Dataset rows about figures

##########

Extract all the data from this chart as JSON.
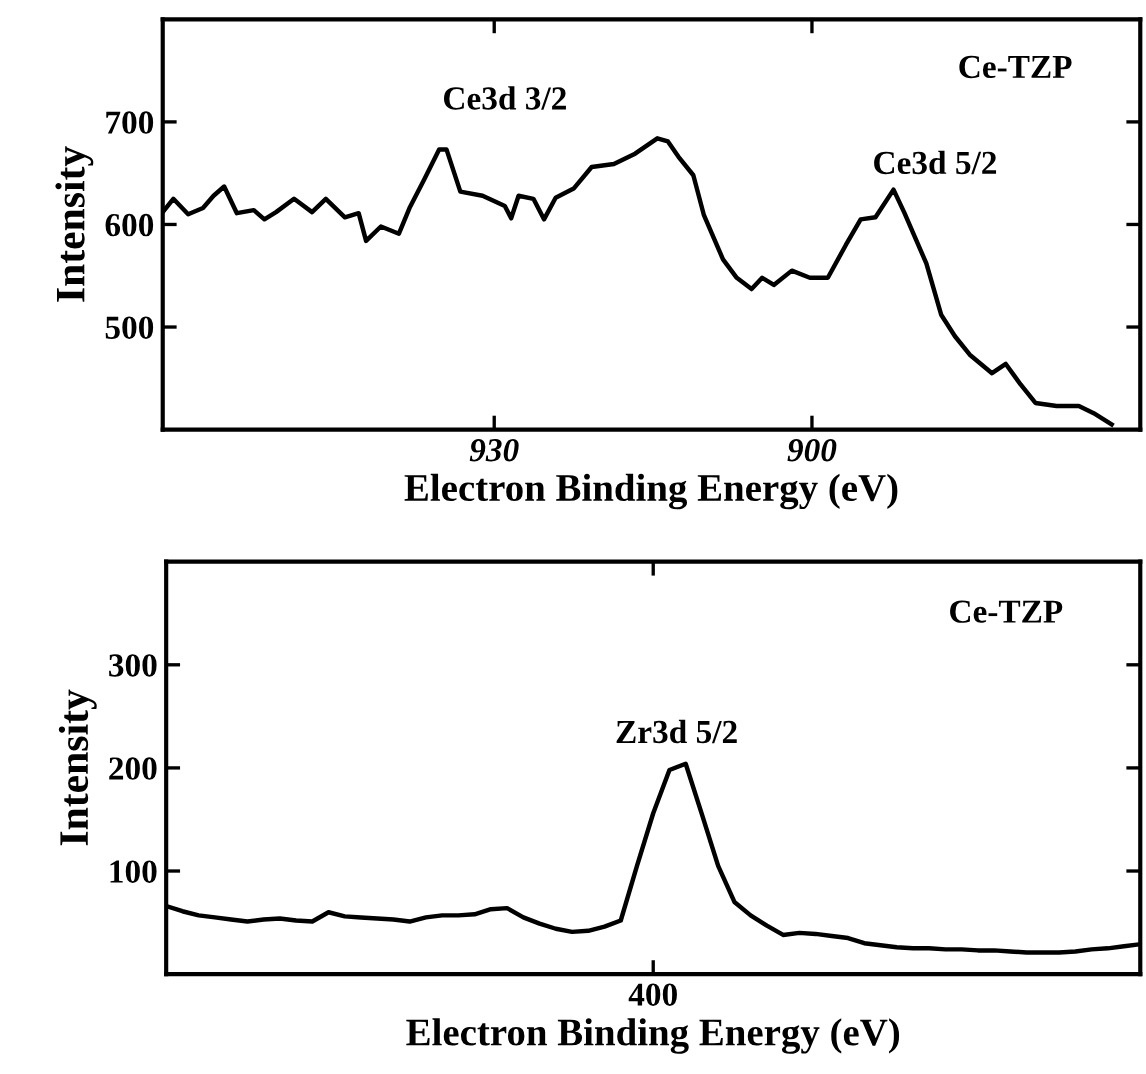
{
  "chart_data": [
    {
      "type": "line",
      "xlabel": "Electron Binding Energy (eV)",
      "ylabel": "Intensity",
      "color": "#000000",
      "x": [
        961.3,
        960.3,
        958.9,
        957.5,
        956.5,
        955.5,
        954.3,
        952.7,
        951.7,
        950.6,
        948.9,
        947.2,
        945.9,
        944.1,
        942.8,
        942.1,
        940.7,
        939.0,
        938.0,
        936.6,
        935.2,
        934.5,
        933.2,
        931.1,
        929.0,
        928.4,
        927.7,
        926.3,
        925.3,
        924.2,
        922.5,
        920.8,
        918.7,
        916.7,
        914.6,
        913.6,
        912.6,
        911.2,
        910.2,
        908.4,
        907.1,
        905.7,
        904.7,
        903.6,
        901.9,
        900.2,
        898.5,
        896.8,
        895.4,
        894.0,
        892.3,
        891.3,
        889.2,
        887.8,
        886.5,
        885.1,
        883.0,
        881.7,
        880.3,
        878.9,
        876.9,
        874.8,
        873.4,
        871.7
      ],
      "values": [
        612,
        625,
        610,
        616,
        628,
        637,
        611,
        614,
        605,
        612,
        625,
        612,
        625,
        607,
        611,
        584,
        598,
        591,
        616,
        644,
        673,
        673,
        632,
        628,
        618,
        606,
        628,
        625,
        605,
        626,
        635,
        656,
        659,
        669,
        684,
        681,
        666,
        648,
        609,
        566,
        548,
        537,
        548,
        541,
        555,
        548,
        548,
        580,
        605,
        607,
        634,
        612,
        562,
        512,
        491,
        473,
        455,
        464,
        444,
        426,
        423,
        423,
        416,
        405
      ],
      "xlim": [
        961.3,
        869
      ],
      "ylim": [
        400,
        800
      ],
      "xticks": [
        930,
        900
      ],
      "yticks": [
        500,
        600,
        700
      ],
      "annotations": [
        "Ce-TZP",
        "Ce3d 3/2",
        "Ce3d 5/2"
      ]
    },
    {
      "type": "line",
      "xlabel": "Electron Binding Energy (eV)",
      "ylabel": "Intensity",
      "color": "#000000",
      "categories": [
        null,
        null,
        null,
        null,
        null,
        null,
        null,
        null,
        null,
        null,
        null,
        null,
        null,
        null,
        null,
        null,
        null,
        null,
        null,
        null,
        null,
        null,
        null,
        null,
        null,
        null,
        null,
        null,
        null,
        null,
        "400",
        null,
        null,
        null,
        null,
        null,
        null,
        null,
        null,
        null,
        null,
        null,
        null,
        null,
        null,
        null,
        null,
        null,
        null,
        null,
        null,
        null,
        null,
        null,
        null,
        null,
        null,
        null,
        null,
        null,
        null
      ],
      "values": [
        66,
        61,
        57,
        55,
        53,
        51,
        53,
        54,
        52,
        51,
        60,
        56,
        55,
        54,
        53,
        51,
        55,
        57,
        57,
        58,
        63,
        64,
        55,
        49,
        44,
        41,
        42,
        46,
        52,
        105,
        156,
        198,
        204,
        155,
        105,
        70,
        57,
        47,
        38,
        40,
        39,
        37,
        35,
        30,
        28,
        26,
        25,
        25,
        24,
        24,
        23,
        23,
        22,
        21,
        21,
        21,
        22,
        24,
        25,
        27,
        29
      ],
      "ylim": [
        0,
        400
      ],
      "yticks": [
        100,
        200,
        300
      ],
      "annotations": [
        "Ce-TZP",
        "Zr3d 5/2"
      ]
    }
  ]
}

##########

• _Your goal_
Transcribe all the lines above exactly, apart from the pictures.

• _Answer_
Extract all the data from this chart as JSON.
{
  "chart_data": [
    {
      "type": "line",
      "xlabel": "Electron Binding Energy (eV)",
      "ylabel": "Intensity",
      "color": "#000000",
      "x": [
        961.3,
        960.3,
        958.9,
        957.5,
        956.5,
        955.5,
        954.3,
        952.7,
        951.7,
        950.6,
        948.9,
        947.2,
        945.9,
        944.1,
        942.8,
        942.1,
        940.7,
        939.0,
        938.0,
        936.6,
        935.2,
        934.5,
        933.2,
        931.1,
        929.0,
        928.4,
        927.7,
        926.3,
        925.3,
        924.2,
        922.5,
        920.8,
        918.7,
        916.7,
        914.6,
        913.6,
        912.6,
        911.2,
        910.2,
        908.4,
        907.1,
        905.7,
        904.7,
        903.6,
        901.9,
        900.2,
        898.5,
        896.8,
        895.4,
        894.0,
        892.3,
        891.3,
        889.2,
        887.8,
        886.5,
        885.1,
        883.0,
        881.7,
        880.3,
        878.9,
        876.9,
        874.8,
        873.4,
        871.7
      ],
      "values": [
        612,
        625,
        610,
        616,
        628,
        637,
        611,
        614,
        605,
        612,
        625,
        612,
        625,
        607,
        611,
        584,
        598,
        591,
        616,
        644,
        673,
        673,
        632,
        628,
        618,
        606,
        628,
        625,
        605,
        626,
        635,
        656,
        659,
        669,
        684,
        681,
        666,
        648,
        609,
        566,
        548,
        537,
        548,
        541,
        555,
        548,
        548,
        580,
        605,
        607,
        634,
        612,
        562,
        512,
        491,
        473,
        455,
        464,
        444,
        426,
        423,
        423,
        416,
        405
      ],
      "xlim": [
        961.3,
        869
      ],
      "ylim": [
        400,
        800
      ],
      "xticks": [
        930,
        900
      ],
      "yticks": [
        500,
        600,
        700
      ],
      "annotations": [
        "Ce-TZP",
        "Ce3d 3/2",
        "Ce3d 5/2"
      ]
    },
    {
      "type": "line",
      "xlabel": "Electron Binding Energy (eV)",
      "ylabel": "Intensity",
      "color": "#000000",
      "categories": [
        null,
        null,
        null,
        null,
        null,
        null,
        null,
        null,
        null,
        null,
        null,
        null,
        null,
        null,
        null,
        null,
        null,
        null,
        null,
        null,
        null,
        null,
        null,
        null,
        null,
        null,
        null,
        null,
        null,
        null,
        "400",
        null,
        null,
        null,
        null,
        null,
        null,
        null,
        null,
        null,
        null,
        null,
        null,
        null,
        null,
        null,
        null,
        null,
        null,
        null,
        null,
        null,
        null,
        null,
        null,
        null,
        null,
        null,
        null,
        null,
        null
      ],
      "values": [
        66,
        61,
        57,
        55,
        53,
        51,
        53,
        54,
        52,
        51,
        60,
        56,
        55,
        54,
        53,
        51,
        55,
        57,
        57,
        58,
        63,
        64,
        55,
        49,
        44,
        41,
        42,
        46,
        52,
        105,
        156,
        198,
        204,
        155,
        105,
        70,
        57,
        47,
        38,
        40,
        39,
        37,
        35,
        30,
        28,
        26,
        25,
        25,
        24,
        24,
        23,
        23,
        22,
        21,
        21,
        21,
        22,
        24,
        25,
        27,
        29
      ],
      "ylim": [
        0,
        400
      ],
      "yticks": [
        100,
        200,
        300
      ],
      "annotations": [
        "Ce-TZP",
        "Zr3d 5/2"
      ]
    }
  ]
}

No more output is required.